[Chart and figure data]
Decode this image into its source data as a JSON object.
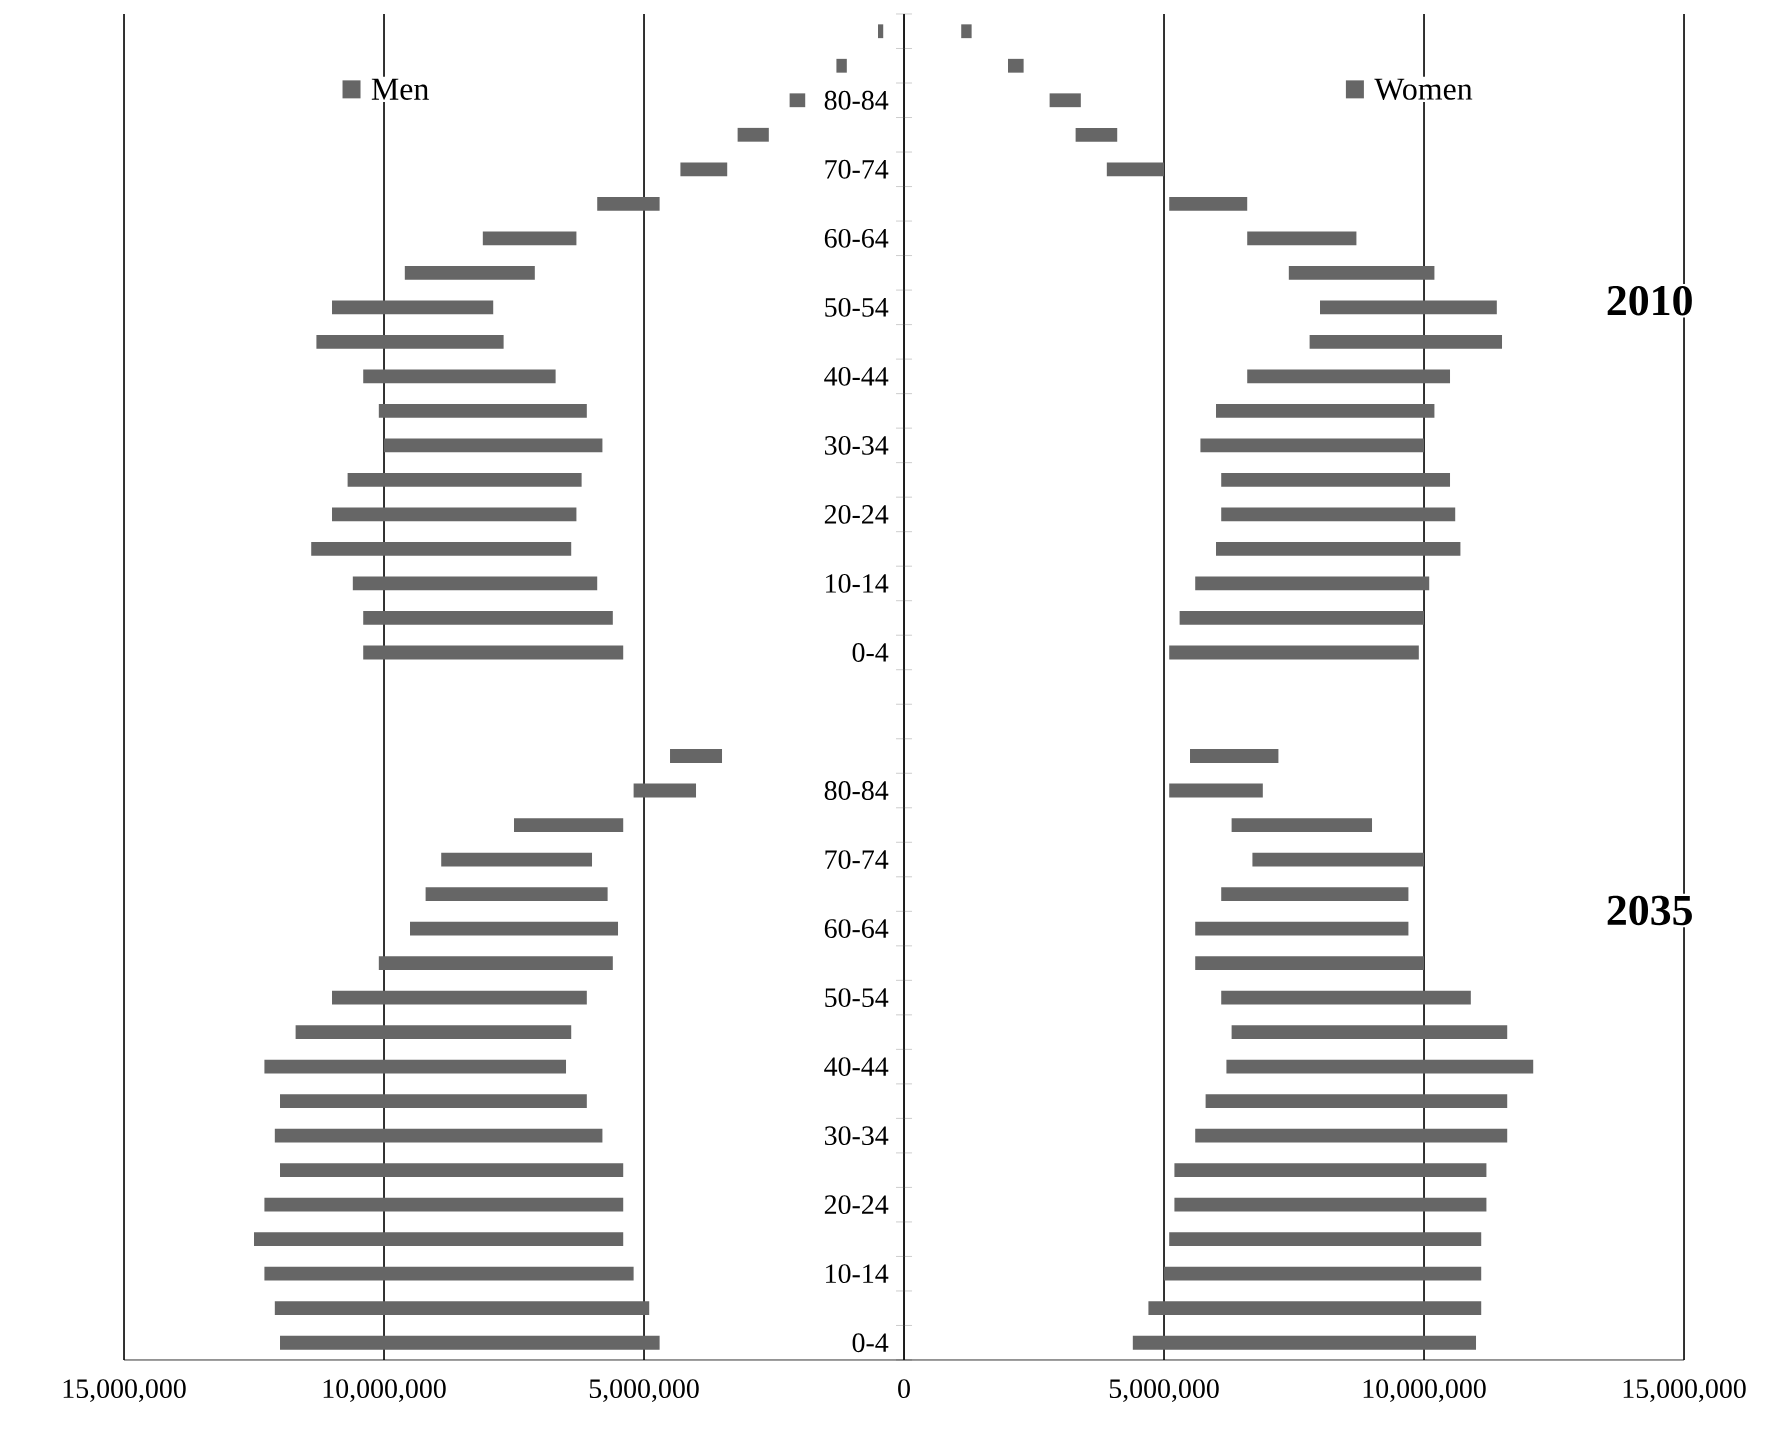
{
  "chart_data": {
    "type": "bar",
    "orientation": "horizontal",
    "categories": [
      null,
      null,
      "80-84",
      null,
      "70-74",
      null,
      "60-64",
      null,
      "50-54",
      null,
      "40-44",
      null,
      "30-34",
      null,
      "20-24",
      null,
      "10-14",
      null,
      "0-4",
      null,
      null,
      null,
      "80-84",
      null,
      "70-74",
      null,
      "60-64",
      null,
      "50-54",
      null,
      "40-44",
      null,
      "30-34",
      null,
      "20-24",
      null,
      "10-14",
      null,
      "0-4"
    ],
    "series": [
      {
        "name": "Men",
        "color": "#666666",
        "base": [
          -400000,
          -1100000,
          -1900000,
          -2600000,
          -3400000,
          -4700000,
          -6300000,
          -7100000,
          -7900000,
          -7700000,
          -6700000,
          -6100000,
          -5800000,
          -6200000,
          -6300000,
          -6400000,
          -5900000,
          -5600000,
          -5400000,
          null,
          null,
          -3500000,
          -4000000,
          -5400000,
          -6000000,
          -5700000,
          -5500000,
          -5600000,
          -6100000,
          -6400000,
          -6500000,
          -6100000,
          -5800000,
          -5400000,
          -5400000,
          -5400000,
          -5200000,
          -4900000,
          -4700000
        ],
        "values": [
          -100000,
          -200000,
          -300000,
          -600000,
          -900000,
          -1200000,
          -1800000,
          -2500000,
          -3100000,
          -3600000,
          -3700000,
          -4000000,
          -4200000,
          -4500000,
          -4700000,
          -5000000,
          -4700000,
          -4800000,
          -5000000,
          null,
          null,
          -1000000,
          -1200000,
          -2100000,
          -2900000,
          -3500000,
          -4000000,
          -4500000,
          -4900000,
          -5300000,
          -5800000,
          -5900000,
          -6300000,
          -6600000,
          -6900000,
          -7100000,
          -7100000,
          -7200000,
          -7300000
        ]
      },
      {
        "name": "Women",
        "color": "#666666",
        "base": [
          1100000,
          2000000,
          2800000,
          3300000,
          3900000,
          5100000,
          6600000,
          7400000,
          8000000,
          7800000,
          6600000,
          6000000,
          5700000,
          6100000,
          6100000,
          6000000,
          5600000,
          5300000,
          5100000,
          null,
          null,
          5500000,
          5100000,
          6300000,
          6700000,
          6100000,
          5600000,
          5600000,
          6100000,
          6300000,
          6200000,
          5800000,
          5600000,
          5200000,
          5200000,
          5100000,
          5000000,
          4700000,
          4400000
        ],
        "values": [
          200000,
          300000,
          600000,
          800000,
          1100000,
          1500000,
          2100000,
          2800000,
          3400000,
          3700000,
          3900000,
          4200000,
          4300000,
          4400000,
          4500000,
          4700000,
          4500000,
          4700000,
          4800000,
          null,
          null,
          1700000,
          1800000,
          2700000,
          3300000,
          3600000,
          4100000,
          4400000,
          4800000,
          5300000,
          5900000,
          5800000,
          6000000,
          6000000,
          6000000,
          6000000,
          6100000,
          6400000,
          6600000
        ]
      }
    ],
    "xlim": [
      -15000000,
      15000000
    ],
    "xticks": [
      {
        "value": -15000000,
        "label": "15,000,000"
      },
      {
        "value": -10000000,
        "label": "10,000,000"
      },
      {
        "value": -5000000,
        "label": "5,000,000"
      },
      {
        "value": 0,
        "label": "0"
      },
      {
        "value": 5000000,
        "label": "5,000,000"
      },
      {
        "value": 10000000,
        "label": "10,000,000"
      },
      {
        "value": 15000000,
        "label": "15,000,000"
      }
    ],
    "grid": "x",
    "legend": "top",
    "annotations": [
      "2010",
      "2035"
    ]
  }
}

**WHAT IS EXPECTED:** All of the data above should be transcribed verbatim, with pictures omitted.

**EXPECTED ANSWER:**
Decode this image into its source data as a JSON object.
{
  "chart_data": {
    "type": "bar",
    "orientation": "horizontal",
    "categories": [
      null,
      null,
      "80-84",
      null,
      "70-74",
      null,
      "60-64",
      null,
      "50-54",
      null,
      "40-44",
      null,
      "30-34",
      null,
      "20-24",
      null,
      "10-14",
      null,
      "0-4",
      null,
      null,
      null,
      "80-84",
      null,
      "70-74",
      null,
      "60-64",
      null,
      "50-54",
      null,
      "40-44",
      null,
      "30-34",
      null,
      "20-24",
      null,
      "10-14",
      null,
      "0-4"
    ],
    "series": [
      {
        "name": "Men",
        "color": "#666666",
        "base": [
          -400000,
          -1100000,
          -1900000,
          -2600000,
          -3400000,
          -4700000,
          -6300000,
          -7100000,
          -7900000,
          -7700000,
          -6700000,
          -6100000,
          -5800000,
          -6200000,
          -6300000,
          -6400000,
          -5900000,
          -5600000,
          -5400000,
          null,
          null,
          -3500000,
          -4000000,
          -5400000,
          -6000000,
          -5700000,
          -5500000,
          -5600000,
          -6100000,
          -6400000,
          -6500000,
          -6100000,
          -5800000,
          -5400000,
          -5400000,
          -5400000,
          -5200000,
          -4900000,
          -4700000
        ],
        "values": [
          -100000,
          -200000,
          -300000,
          -600000,
          -900000,
          -1200000,
          -1800000,
          -2500000,
          -3100000,
          -3600000,
          -3700000,
          -4000000,
          -4200000,
          -4500000,
          -4700000,
          -5000000,
          -4700000,
          -4800000,
          -5000000,
          null,
          null,
          -1000000,
          -1200000,
          -2100000,
          -2900000,
          -3500000,
          -4000000,
          -4500000,
          -4900000,
          -5300000,
          -5800000,
          -5900000,
          -6300000,
          -6600000,
          -6900000,
          -7100000,
          -7100000,
          -7200000,
          -7300000
        ]
      },
      {
        "name": "Women",
        "color": "#666666",
        "base": [
          1100000,
          2000000,
          2800000,
          3300000,
          3900000,
          5100000,
          6600000,
          7400000,
          8000000,
          7800000,
          6600000,
          6000000,
          5700000,
          6100000,
          6100000,
          6000000,
          5600000,
          5300000,
          5100000,
          null,
          null,
          5500000,
          5100000,
          6300000,
          6700000,
          6100000,
          5600000,
          5600000,
          6100000,
          6300000,
          6200000,
          5800000,
          5600000,
          5200000,
          5200000,
          5100000,
          5000000,
          4700000,
          4400000
        ],
        "values": [
          200000,
          300000,
          600000,
          800000,
          1100000,
          1500000,
          2100000,
          2800000,
          3400000,
          3700000,
          3900000,
          4200000,
          4300000,
          4400000,
          4500000,
          4700000,
          4500000,
          4700000,
          4800000,
          null,
          null,
          1700000,
          1800000,
          2700000,
          3300000,
          3600000,
          4100000,
          4400000,
          4800000,
          5300000,
          5900000,
          5800000,
          6000000,
          6000000,
          6000000,
          6000000,
          6100000,
          6400000,
          6600000
        ]
      }
    ],
    "xlim": [
      -15000000,
      15000000
    ],
    "xticks": [
      {
        "value": -15000000,
        "label": "15,000,000"
      },
      {
        "value": -10000000,
        "label": "10,000,000"
      },
      {
        "value": -5000000,
        "label": "5,000,000"
      },
      {
        "value": 0,
        "label": "0"
      },
      {
        "value": 5000000,
        "label": "5,000,000"
      },
      {
        "value": 10000000,
        "label": "10,000,000"
      },
      {
        "value": 15000000,
        "label": "15,000,000"
      }
    ],
    "grid": "x",
    "legend": "top",
    "annotations": [
      "2010",
      "2035"
    ]
  }
}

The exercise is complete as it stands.